▶ PROBLEM SET
a - In the text below about the final days, list the perks of holding a valid M-Card that the writer names.
b - Answer these questions using the text below about the final days:
(i) What does the writer have to put in the oven, and within how long?
(ii) When is the last seminar?
(iii) When does the graduation take place?
c - Translate this sentence from the text below about the final days into Spanish: "All I have to do is put a chicken in the oven sometime in the next 40 minutes."

The final days.

Whew. I mean: Whew. Nothing like a few days of more or less solid errand-running and chore-chasing to make you appreciate the last days of the best year of your life. But we have a breathing space now, and what the hell, let’s relax a bit. All I have to do is put a chicken in the oven sometime in the next 40 minutes.

I don’t even want to think about it, but it’s true: This is the second-to-last week. Our last seminar is tomorrow. We graduate a week from Thursday. What’s next, many of you have been e-mailing. The Magic 8 Ball says: Answer cloudy, try again later. When I know, you’ll know. In these last few days, I’m taking advantage of the perks of holding a valid M-Card — libraries, collections, access and, of course, an excuse to spend an hour staring out the window. One of the Fellows was talking about just that the other day; actually he was watching his cats watch the squirrels capering outside the window. “I remember that as a pleasant interlude,” he said, and who am I to argue? No doubt it was.

▶ PROVIDED DATA
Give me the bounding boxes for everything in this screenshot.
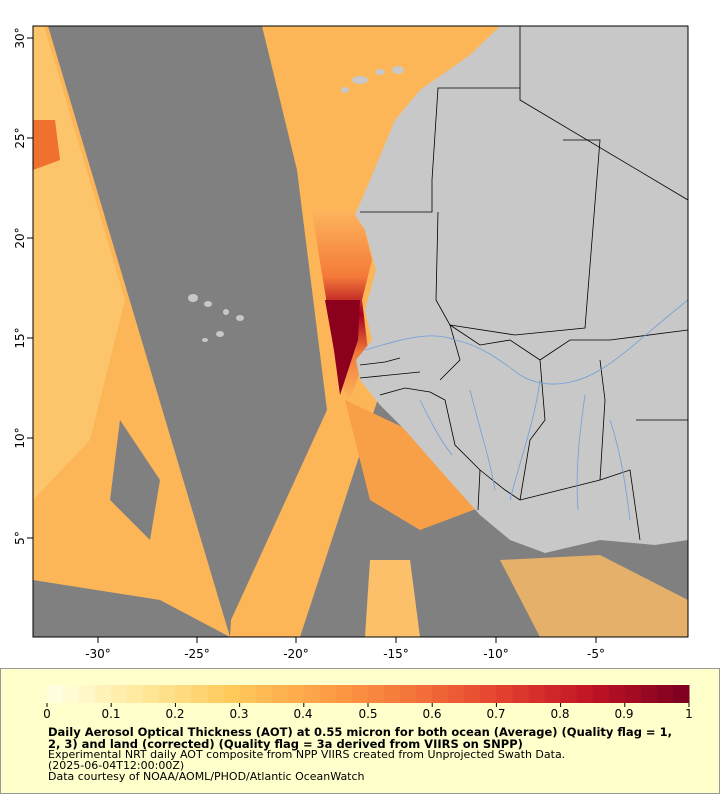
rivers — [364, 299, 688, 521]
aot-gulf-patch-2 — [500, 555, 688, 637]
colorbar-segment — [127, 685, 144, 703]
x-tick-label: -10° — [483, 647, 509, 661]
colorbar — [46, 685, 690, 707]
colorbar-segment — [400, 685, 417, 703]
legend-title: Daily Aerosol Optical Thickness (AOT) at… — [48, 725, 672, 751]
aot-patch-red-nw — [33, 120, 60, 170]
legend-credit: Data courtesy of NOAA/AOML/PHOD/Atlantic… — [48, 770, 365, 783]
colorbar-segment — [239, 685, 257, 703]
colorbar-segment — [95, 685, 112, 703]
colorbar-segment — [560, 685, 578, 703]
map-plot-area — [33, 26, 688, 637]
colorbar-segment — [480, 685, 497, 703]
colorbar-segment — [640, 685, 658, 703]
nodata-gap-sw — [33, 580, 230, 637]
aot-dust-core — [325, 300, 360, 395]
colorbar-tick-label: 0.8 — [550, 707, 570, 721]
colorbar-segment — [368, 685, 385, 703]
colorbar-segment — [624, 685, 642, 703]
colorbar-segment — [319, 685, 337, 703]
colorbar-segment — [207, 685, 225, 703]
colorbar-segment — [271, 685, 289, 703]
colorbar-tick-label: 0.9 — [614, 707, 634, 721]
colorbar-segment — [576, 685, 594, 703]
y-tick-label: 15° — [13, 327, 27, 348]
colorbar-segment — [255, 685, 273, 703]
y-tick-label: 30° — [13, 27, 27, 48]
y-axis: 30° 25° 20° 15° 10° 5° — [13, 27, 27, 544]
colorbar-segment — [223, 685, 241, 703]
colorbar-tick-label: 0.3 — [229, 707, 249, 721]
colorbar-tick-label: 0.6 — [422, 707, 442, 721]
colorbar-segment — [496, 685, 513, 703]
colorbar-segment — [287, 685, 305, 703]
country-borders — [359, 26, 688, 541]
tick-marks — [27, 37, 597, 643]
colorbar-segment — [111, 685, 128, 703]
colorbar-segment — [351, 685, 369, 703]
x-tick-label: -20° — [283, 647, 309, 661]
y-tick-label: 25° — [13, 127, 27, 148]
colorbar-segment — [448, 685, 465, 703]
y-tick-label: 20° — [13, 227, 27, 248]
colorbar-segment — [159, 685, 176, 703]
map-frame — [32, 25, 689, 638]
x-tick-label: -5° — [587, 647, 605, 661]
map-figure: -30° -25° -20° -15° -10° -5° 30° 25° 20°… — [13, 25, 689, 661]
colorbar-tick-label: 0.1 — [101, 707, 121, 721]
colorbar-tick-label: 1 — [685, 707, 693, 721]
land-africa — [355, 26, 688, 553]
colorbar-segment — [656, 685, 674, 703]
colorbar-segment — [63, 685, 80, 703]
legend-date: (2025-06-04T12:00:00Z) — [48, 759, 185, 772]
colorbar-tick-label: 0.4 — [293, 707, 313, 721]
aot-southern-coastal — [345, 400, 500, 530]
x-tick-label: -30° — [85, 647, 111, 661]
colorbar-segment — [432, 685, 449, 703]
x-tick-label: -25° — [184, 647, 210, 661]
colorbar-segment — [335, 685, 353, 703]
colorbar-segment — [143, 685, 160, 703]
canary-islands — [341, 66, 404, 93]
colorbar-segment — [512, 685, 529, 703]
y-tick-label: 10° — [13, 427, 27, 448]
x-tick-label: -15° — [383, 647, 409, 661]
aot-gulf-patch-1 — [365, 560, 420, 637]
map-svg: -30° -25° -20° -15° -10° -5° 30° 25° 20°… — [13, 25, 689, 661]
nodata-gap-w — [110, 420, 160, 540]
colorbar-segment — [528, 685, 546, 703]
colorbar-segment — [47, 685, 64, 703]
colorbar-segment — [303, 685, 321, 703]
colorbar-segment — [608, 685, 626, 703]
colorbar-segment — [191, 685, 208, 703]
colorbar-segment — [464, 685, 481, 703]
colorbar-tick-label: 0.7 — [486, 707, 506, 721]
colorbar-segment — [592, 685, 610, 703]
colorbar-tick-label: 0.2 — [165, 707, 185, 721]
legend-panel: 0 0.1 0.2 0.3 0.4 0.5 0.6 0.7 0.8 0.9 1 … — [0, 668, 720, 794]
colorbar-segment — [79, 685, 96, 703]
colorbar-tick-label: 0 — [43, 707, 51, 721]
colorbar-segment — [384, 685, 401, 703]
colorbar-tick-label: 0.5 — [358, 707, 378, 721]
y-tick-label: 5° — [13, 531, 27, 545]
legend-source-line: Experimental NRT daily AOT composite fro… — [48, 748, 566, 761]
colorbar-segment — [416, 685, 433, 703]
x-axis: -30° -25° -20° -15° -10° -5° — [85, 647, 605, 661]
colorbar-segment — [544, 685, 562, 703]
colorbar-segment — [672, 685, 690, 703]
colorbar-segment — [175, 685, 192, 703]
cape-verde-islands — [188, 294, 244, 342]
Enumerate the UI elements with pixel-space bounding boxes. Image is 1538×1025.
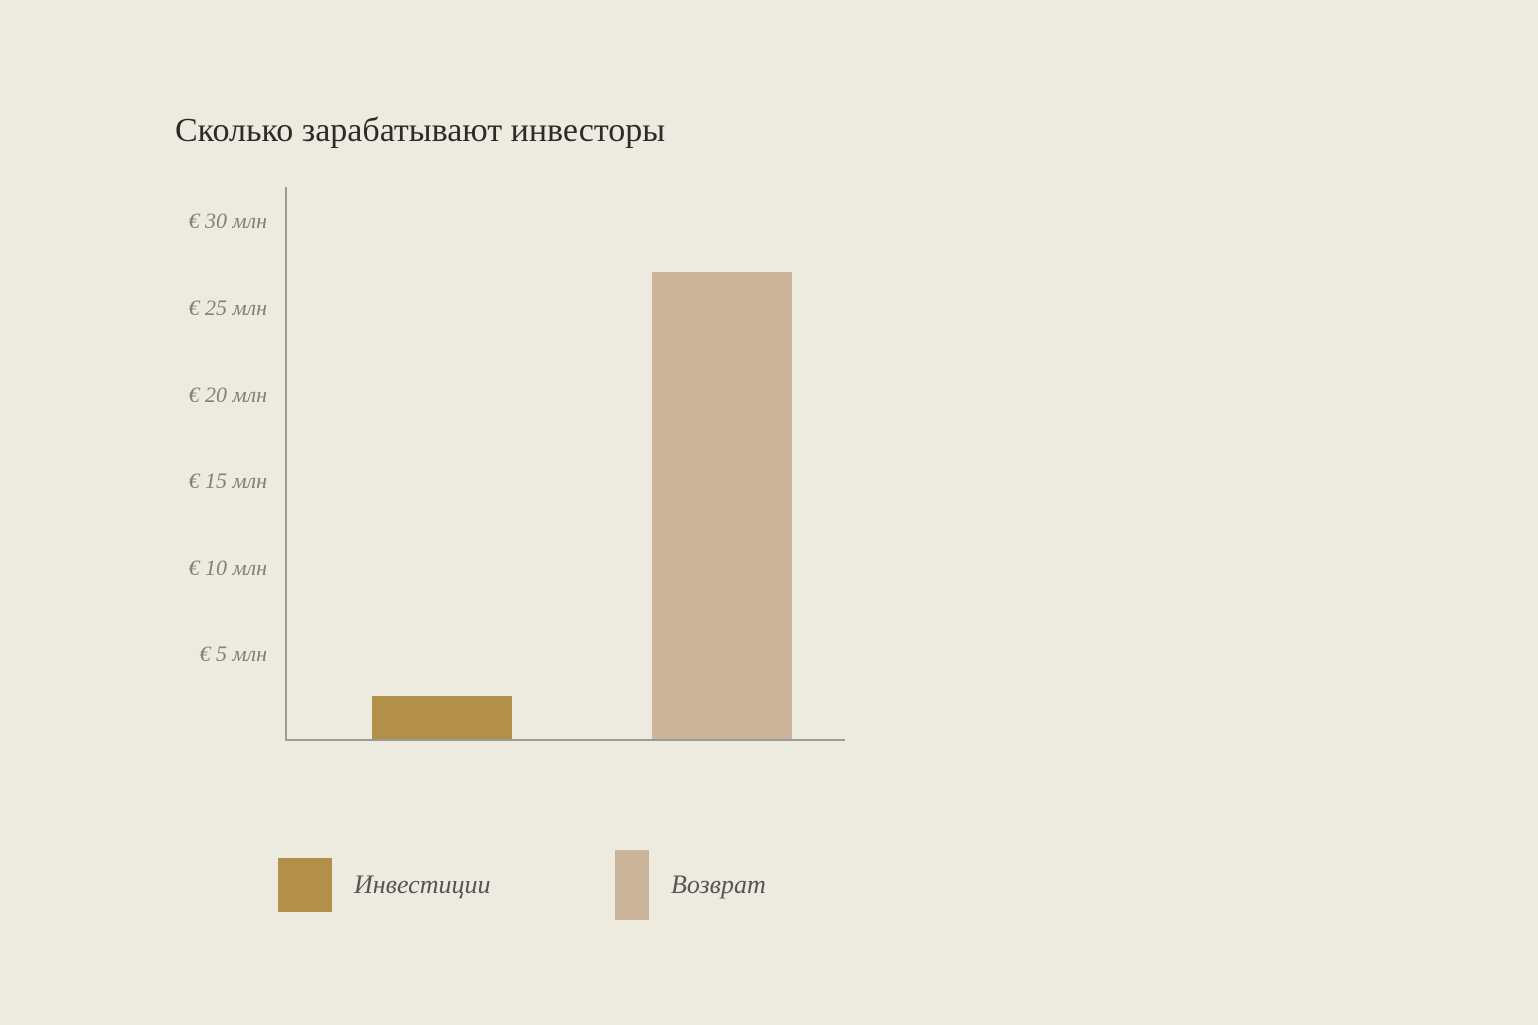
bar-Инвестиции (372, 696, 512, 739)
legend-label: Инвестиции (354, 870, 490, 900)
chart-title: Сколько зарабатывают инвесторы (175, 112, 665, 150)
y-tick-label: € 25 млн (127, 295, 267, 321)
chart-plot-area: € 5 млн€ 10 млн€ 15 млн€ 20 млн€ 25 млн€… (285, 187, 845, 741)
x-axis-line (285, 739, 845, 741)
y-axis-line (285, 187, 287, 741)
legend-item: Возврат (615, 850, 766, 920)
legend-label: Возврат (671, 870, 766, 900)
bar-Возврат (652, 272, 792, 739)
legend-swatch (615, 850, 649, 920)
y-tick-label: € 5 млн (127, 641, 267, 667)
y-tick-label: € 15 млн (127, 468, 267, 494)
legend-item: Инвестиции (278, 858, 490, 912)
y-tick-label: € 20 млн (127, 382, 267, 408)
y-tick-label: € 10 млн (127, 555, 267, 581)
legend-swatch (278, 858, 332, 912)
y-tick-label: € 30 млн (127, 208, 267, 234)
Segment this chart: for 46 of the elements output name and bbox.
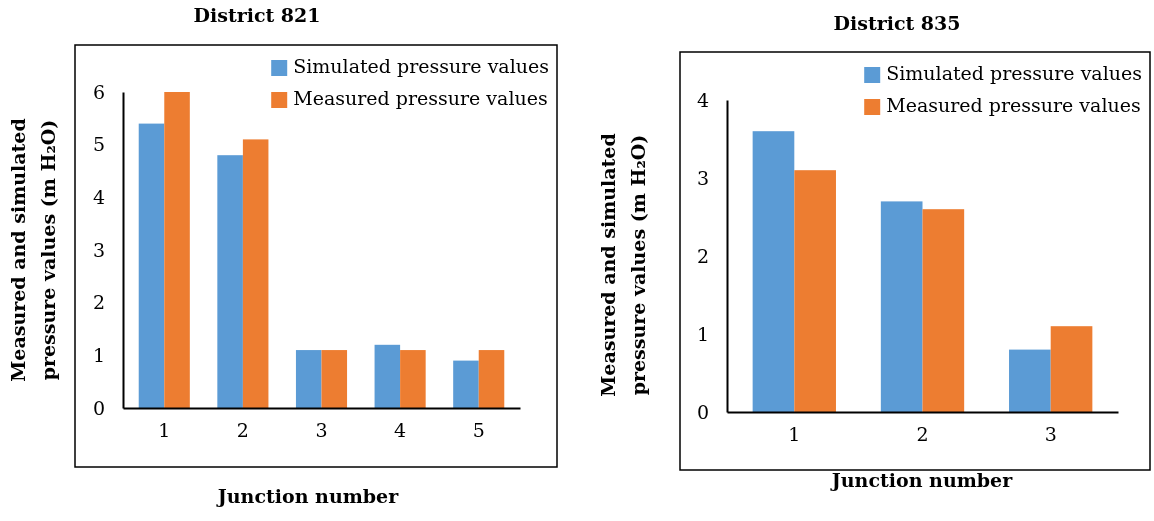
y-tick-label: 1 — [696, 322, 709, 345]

▶ RESULTS
a -
- libraries
- collections
- access
- an excuse to spend an hour staring out the window

b -
(i) A chicken, sometime in the next 40 minutes.
(ii) Tomorrow.
(iii) A week from Thursday.

c - Lo único que tengo que hacer es meter un pollo en el horno en algún momento de los próximos 40 minutos.